[Stored data entries]
********************
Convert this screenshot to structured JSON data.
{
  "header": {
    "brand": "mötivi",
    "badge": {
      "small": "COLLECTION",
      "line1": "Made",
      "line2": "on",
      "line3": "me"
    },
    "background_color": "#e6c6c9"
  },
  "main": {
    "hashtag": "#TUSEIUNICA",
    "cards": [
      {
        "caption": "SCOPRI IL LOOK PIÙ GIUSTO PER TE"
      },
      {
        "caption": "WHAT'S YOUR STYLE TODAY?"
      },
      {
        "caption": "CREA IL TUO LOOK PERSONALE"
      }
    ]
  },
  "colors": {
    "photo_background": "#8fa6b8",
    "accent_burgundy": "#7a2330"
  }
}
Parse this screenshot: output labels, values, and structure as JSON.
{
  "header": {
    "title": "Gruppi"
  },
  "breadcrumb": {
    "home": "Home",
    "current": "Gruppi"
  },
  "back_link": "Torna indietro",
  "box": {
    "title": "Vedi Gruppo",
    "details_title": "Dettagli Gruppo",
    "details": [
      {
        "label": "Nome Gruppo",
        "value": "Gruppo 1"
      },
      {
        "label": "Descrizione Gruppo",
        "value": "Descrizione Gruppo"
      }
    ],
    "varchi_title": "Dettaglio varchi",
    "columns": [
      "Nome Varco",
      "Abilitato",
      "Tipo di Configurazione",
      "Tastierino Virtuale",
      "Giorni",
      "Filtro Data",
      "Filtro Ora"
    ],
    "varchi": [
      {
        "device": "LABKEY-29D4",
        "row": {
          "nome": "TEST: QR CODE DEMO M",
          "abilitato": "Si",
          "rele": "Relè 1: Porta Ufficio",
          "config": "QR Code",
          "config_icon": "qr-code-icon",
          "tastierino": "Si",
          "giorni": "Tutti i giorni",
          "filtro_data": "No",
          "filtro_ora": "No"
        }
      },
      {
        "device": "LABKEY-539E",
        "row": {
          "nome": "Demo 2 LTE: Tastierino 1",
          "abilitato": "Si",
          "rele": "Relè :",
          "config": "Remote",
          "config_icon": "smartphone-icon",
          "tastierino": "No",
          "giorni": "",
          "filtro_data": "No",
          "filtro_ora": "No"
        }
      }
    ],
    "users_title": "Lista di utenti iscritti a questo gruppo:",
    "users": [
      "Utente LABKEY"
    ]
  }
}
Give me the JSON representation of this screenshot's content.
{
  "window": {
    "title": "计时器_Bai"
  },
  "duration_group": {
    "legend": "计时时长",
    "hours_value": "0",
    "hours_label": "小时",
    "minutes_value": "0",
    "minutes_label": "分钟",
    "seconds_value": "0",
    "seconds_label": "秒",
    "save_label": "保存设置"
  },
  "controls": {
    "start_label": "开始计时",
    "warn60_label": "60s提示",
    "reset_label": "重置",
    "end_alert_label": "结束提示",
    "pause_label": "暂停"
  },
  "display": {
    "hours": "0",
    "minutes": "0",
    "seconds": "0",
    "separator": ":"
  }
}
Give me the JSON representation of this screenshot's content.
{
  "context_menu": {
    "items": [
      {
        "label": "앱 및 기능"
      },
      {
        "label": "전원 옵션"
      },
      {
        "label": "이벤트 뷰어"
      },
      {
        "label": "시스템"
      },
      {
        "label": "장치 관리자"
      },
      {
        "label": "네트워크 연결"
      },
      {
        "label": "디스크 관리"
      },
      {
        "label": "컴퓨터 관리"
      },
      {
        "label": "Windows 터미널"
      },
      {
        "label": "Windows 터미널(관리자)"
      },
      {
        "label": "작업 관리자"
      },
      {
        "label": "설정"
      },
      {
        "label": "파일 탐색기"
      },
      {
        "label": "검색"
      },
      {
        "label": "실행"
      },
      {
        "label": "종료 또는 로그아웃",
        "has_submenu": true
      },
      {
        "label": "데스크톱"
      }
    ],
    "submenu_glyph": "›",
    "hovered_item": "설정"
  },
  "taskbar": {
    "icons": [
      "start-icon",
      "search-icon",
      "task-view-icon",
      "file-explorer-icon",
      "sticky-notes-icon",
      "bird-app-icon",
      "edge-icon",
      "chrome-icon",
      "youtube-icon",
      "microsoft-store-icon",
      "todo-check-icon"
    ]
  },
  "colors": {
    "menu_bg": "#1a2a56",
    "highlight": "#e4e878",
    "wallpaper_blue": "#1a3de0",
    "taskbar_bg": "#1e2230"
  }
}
********************
STATED PROBLEM - Retype all of the entries precisely as they are.

RESULT FOR THIS TASK -
Convert this screenshot to structured JSON data.
{
  "header": {
    "brand": "mötivi",
    "badge": {
      "small": "COLLECTION",
      "line1": "Made",
      "line2": "on",
      "line3": "me"
    },
    "background_color": "#e6c6c9"
  },
  "main": {
    "hashtag": "#TUSEIUNICA",
    "cards": [
      {
        "caption": "SCOPRI IL LOOK PIÙ GIUSTO PER TE"
      },
      {
        "caption": "WHAT'S YOUR STYLE TODAY?"
      },
      {
        "caption": "CREA IL TUO LOOK PERSONALE"
      }
    ]
  },
  "colors": {
    "photo_background": "#8fa6b8",
    "accent_burgundy": "#7a2330"
  }
}
Parse this screenshot: output labels, values, and structure as JSON.
{
  "header": {
    "title": "Gruppi"
  },
  "breadcrumb": {
    "home": "Home",
    "current": "Gruppi"
  },
  "back_link": "Torna indietro",
  "box": {
    "title": "Vedi Gruppo",
    "details_title": "Dettagli Gruppo",
    "details": [
      {
        "label": "Nome Gruppo",
        "value": "Gruppo 1"
      },
      {
        "label": "Descrizione Gruppo",
        "value": "Descrizione Gruppo"
      }
    ],
    "varchi_title": "Dettaglio varchi",
    "columns": [
      "Nome Varco",
      "Abilitato",
      "Tipo di Configurazione",
      "Tastierino Virtuale",
      "Giorni",
      "Filtro Data",
      "Filtro Ora"
    ],
    "varchi": [
      {
        "device": "LABKEY-29D4",
        "row": {
          "nome": "TEST: QR CODE DEMO M",
          "abilitato": "Si",
          "rele": "Relè 1: Porta Ufficio",
          "config": "QR Code",
          "config_icon": "qr-code-icon",
          "tastierino": "Si",
          "giorni": "Tutti i giorni",
          "filtro_data": "No",
          "filtro_ora": "No"
        }
      },
      {
        "device": "LABKEY-539E",
        "row": {
          "nome": "Demo 2 LTE: Tastierino 1",
          "abilitato": "Si",
          "rele": "Relè :",
          "config": "Remote",
          "config_icon": "smartphone-icon",
          "tastierino": "No",
          "giorni": "",
          "filtro_data": "No",
          "filtro_ora": "No"
        }
      }
    ],
    "users_title": "Lista di utenti iscritti a questo gruppo:",
    "users": [
      "Utente LABKEY"
    ]
  }
}
Give me the JSON representation of this screenshot's content.
{
  "window": {
    "title": "计时器_Bai"
  },
  "duration_group": {
    "legend": "计时时长",
    "hours_value": "0",
    "hours_label": "小时",
    "minutes_value": "0",
    "minutes_label": "分钟",
    "seconds_value": "0",
    "seconds_label": "秒",
    "save_label": "保存设置"
  },
  "controls": {
    "start_label": "开始计时",
    "warn60_label": "60s提示",
    "reset_label": "重置",
    "end_alert_label": "结束提示",
    "pause_label": "暂停"
  },
  "display": {
    "hours": "0",
    "minutes": "0",
    "seconds": "0",
    "separator": ":"
  }
}
Give me the JSON representation of this screenshot's content.
{
  "context_menu": {
    "items": [
      {
        "label": "앱 및 기능"
      },
      {
        "label": "전원 옵션"
      },
      {
        "label": "이벤트 뷰어"
      },
      {
        "label": "시스템"
      },
      {
        "label": "장치 관리자"
      },
      {
        "label": "네트워크 연결"
      },
      {
        "label": "디스크 관리"
      },
      {
        "label": "컴퓨터 관리"
      },
      {
        "label": "Windows 터미널"
      },
      {
        "label": "Windows 터미널(관리자)"
      },
      {
        "label": "작업 관리자"
      },
      {
        "label": "설정"
      },
      {
        "label": "파일 탐색기"
      },
      {
        "label": "검색"
      },
      {
        "label": "실행"
      },
      {
        "label": "종료 또는 로그아웃",
        "has_submenu": true
      },
      {
        "label": "데스크톱"
      }
    ],
    "submenu_glyph": "›",
    "hovered_item": "설정"
  },
  "taskbar": {
    "icons": [
      "start-icon",
      "search-icon",
      "task-view-icon",
      "file-explorer-icon",
      "sticky-notes-icon",
      "bird-app-icon",
      "edge-icon",
      "chrome-icon",
      "youtube-icon",
      "microsoft-store-icon",
      "todo-check-icon"
    ]
  },
  "colors": {
    "menu_bg": "#1a2a56",
    "highlight": "#e4e878",
    "wallpaper_blue": "#1a3de0",
    "taskbar_bg": "#1e2230"
  }
}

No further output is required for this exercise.